— START OF Records shown —

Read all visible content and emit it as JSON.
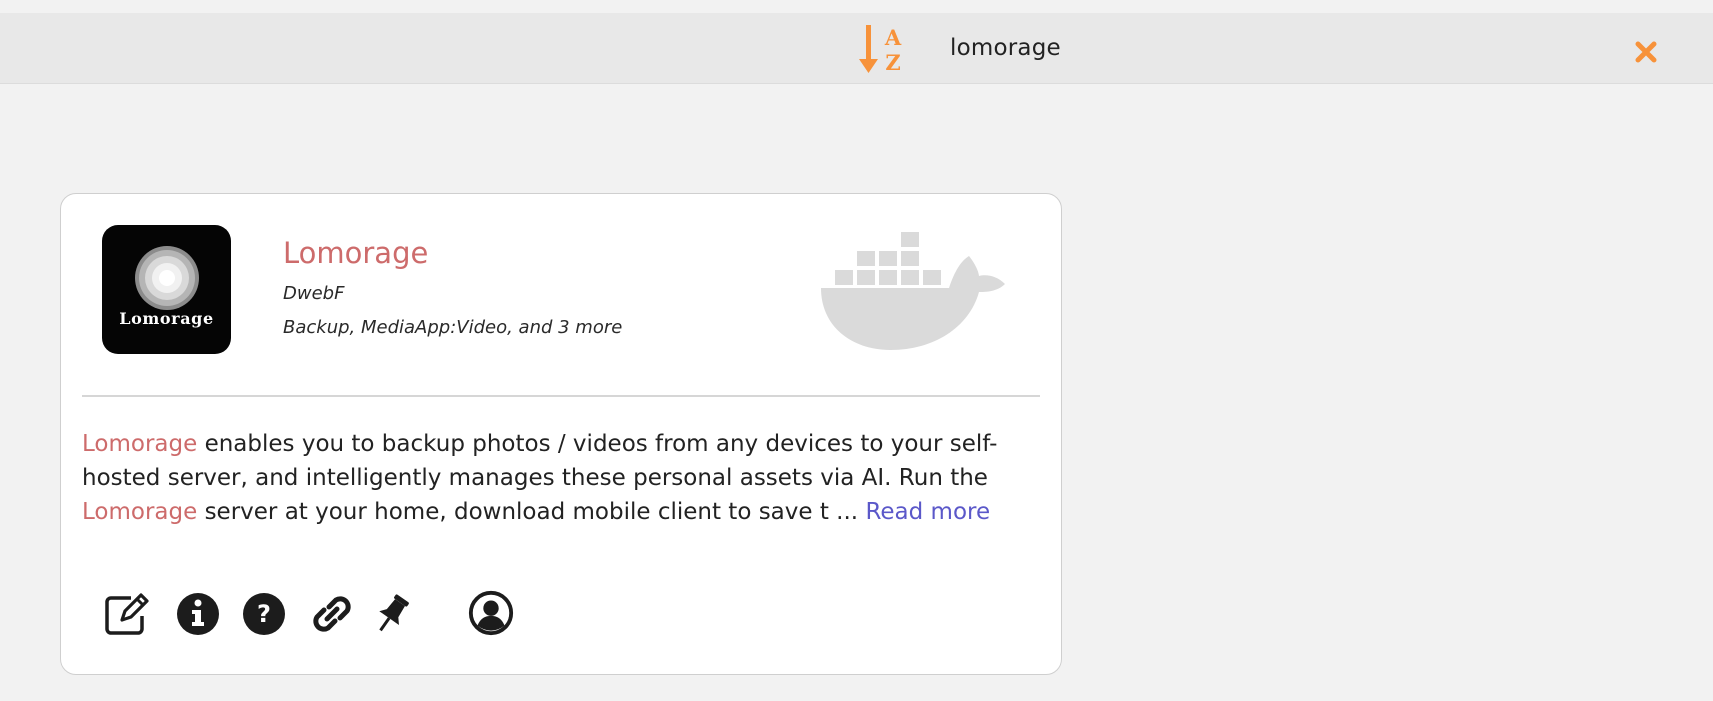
{
  "header": {
    "sort_icon": "sort-alpha-down-icon",
    "search_value": "lomorage",
    "close_icon": "close-icon",
    "accent_color": "#f7923a"
  },
  "card": {
    "logo_text": "Lomorage",
    "title": "Lomorage",
    "author": "DwebF",
    "categories": "Backup, MediaApp:Video, and 3 more",
    "platform_icon": "docker-whale-icon",
    "description": {
      "part1_highlight": "Lomorage",
      "part1": " enables you to backup photos / videos from any devices to your self-hosted server, and intelligently manages these personal assets via AI. Run the ",
      "part2_highlight": "Lomorage",
      "part2": " server at your home, download mobile client to save t ... ",
      "read_more": "Read more"
    },
    "title_color": "#cd6b6b",
    "link_color": "#5b58c9",
    "actions": [
      {
        "name": "edit-icon"
      },
      {
        "name": "info-icon"
      },
      {
        "name": "help-icon"
      },
      {
        "name": "link-icon"
      },
      {
        "name": "pin-icon"
      },
      {
        "name": "user-icon"
      }
    ]
  }
}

— END OF Records shown —

Pictures don't belong in the copy. Restate all the entries exactly.

### Output for this exercise
Read all visible content and emit it as JSON.
{
  "header": {
    "sort_icon": "sort-alpha-down-icon",
    "search_value": "lomorage",
    "close_icon": "close-icon",
    "accent_color": "#f7923a"
  },
  "card": {
    "logo_text": "Lomorage",
    "title": "Lomorage",
    "author": "DwebF",
    "categories": "Backup, MediaApp:Video, and 3 more",
    "platform_icon": "docker-whale-icon",
    "description": {
      "part1_highlight": "Lomorage",
      "part1": " enables you to backup photos / videos from any devices to your self-hosted server, and intelligently manages these personal assets via AI. Run the ",
      "part2_highlight": "Lomorage",
      "part2": " server at your home, download mobile client to save t ... ",
      "read_more": "Read more"
    },
    "title_color": "#cd6b6b",
    "link_color": "#5b58c9",
    "actions": [
      {
        "name": "edit-icon"
      },
      {
        "name": "info-icon"
      },
      {
        "name": "help-icon"
      },
      {
        "name": "link-icon"
      },
      {
        "name": "pin-icon"
      },
      {
        "name": "user-icon"
      }
    ]
  }
}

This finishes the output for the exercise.